● **Work to be completed**
Render the following material again verbatim, leaving nothing out.

● **Supplied material**

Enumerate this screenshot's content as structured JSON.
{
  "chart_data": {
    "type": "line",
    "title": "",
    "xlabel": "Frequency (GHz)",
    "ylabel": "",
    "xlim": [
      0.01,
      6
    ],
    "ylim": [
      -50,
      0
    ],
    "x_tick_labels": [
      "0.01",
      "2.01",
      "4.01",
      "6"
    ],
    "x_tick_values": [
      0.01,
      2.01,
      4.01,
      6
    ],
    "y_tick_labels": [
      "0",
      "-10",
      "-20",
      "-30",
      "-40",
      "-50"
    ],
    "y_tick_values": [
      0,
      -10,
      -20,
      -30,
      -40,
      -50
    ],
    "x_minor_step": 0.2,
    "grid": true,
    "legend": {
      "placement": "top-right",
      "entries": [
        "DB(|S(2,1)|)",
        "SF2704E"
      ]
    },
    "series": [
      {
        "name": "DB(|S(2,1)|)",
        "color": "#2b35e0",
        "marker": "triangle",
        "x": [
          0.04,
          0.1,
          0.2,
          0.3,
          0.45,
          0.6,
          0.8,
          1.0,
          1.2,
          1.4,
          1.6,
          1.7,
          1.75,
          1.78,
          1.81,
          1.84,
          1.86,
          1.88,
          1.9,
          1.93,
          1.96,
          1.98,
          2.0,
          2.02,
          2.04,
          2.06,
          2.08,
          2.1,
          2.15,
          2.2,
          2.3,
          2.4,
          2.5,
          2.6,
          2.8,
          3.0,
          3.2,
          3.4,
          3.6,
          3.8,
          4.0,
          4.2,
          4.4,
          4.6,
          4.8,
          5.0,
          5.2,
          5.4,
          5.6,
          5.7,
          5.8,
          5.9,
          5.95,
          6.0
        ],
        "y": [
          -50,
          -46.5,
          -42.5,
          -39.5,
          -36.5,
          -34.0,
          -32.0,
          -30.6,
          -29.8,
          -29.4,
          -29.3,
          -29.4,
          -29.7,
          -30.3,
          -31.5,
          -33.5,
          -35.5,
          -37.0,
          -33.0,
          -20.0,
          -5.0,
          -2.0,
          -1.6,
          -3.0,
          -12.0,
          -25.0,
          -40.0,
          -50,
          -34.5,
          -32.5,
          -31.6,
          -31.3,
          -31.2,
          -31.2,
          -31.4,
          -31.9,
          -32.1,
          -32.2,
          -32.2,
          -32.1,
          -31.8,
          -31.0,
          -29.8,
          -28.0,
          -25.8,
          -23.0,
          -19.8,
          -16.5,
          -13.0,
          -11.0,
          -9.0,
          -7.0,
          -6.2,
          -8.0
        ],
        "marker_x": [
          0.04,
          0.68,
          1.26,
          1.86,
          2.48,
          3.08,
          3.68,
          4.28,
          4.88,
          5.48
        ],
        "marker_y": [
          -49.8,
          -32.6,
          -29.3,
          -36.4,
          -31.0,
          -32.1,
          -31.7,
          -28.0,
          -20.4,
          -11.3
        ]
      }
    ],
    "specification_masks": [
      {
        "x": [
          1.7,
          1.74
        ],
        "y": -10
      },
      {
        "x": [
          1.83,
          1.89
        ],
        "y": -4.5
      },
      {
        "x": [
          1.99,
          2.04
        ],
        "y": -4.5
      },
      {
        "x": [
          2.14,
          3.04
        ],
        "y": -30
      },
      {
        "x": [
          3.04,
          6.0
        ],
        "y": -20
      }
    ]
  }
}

● **Response below**
Enumerate this screenshot's content as structured JSON.
{
  "chart_data": {
    "type": "line",
    "title": "",
    "xlabel": "Frequency (GHz)",
    "ylabel": "",
    "xlim": [
      0.01,
      6
    ],
    "ylim": [
      -50,
      0
    ],
    "x_tick_labels": [
      "0.01",
      "2.01",
      "4.01",
      "6"
    ],
    "x_tick_values": [
      0.01,
      2.01,
      4.01,
      6
    ],
    "y_tick_labels": [
      "0",
      "-10",
      "-20",
      "-30",
      "-40",
      "-50"
    ],
    "y_tick_values": [
      0,
      -10,
      -20,
      -30,
      -40,
      -50
    ],
    "x_minor_step": 0.2,
    "grid": true,
    "legend": {
      "placement": "top-right",
      "entries": [
        "DB(|S(2,1)|)",
        "SF2704E"
      ]
    },
    "series": [
      {
        "name": "DB(|S(2,1)|)",
        "color": "#2b35e0",
        "marker": "triangle",
        "x": [
          0.04,
          0.1,
          0.2,
          0.3,
          0.45,
          0.6,
          0.8,
          1.0,
          1.2,
          1.4,
          1.6,
          1.7,
          1.75,
          1.78,
          1.81,
          1.84,
          1.86,
          1.88,
          1.9,
          1.93,
          1.96,
          1.98,
          2.0,
          2.02,
          2.04,
          2.06,
          2.08,
          2.1,
          2.15,
          2.2,
          2.3,
          2.4,
          2.5,
          2.6,
          2.8,
          3.0,
          3.2,
          3.4,
          3.6,
          3.8,
          4.0,
          4.2,
          4.4,
          4.6,
          4.8,
          5.0,
          5.2,
          5.4,
          5.6,
          5.7,
          5.8,
          5.9,
          5.95,
          6.0
        ],
        "y": [
          -50,
          -46.5,
          -42.5,
          -39.5,
          -36.5,
          -34.0,
          -32.0,
          -30.6,
          -29.8,
          -29.4,
          -29.3,
          -29.4,
          -29.7,
          -30.3,
          -31.5,
          -33.5,
          -35.5,
          -37.0,
          -33.0,
          -20.0,
          -5.0,
          -2.0,
          -1.6,
          -3.0,
          -12.0,
          -25.0,
          -40.0,
          -50,
          -34.5,
          -32.5,
          -31.6,
          -31.3,
          -31.2,
          -31.2,
          -31.4,
          -31.9,
          -32.1,
          -32.2,
          -32.2,
          -32.1,
          -31.8,
          -31.0,
          -29.8,
          -28.0,
          -25.8,
          -23.0,
          -19.8,
          -16.5,
          -13.0,
          -11.0,
          -9.0,
          -7.0,
          -6.2,
          -8.0
        ],
        "marker_x": [
          0.04,
          0.68,
          1.26,
          1.86,
          2.48,
          3.08,
          3.68,
          4.28,
          4.88,
          5.48
        ],
        "marker_y": [
          -49.8,
          -32.6,
          -29.3,
          -36.4,
          -31.0,
          -32.1,
          -31.7,
          -28.0,
          -20.4,
          -11.3
        ]
      }
    ],
    "specification_masks": [
      {
        "x": [
          1.7,
          1.74
        ],
        "y": -10
      },
      {
        "x": [
          1.83,
          1.89
        ],
        "y": -4.5
      },
      {
        "x": [
          1.99,
          2.04
        ],
        "y": -4.5
      },
      {
        "x": [
          2.14,
          3.04
        ],
        "y": -30
      },
      {
        "x": [
          3.04,
          6.0
        ],
        "y": -20
      }
    ]
  }
}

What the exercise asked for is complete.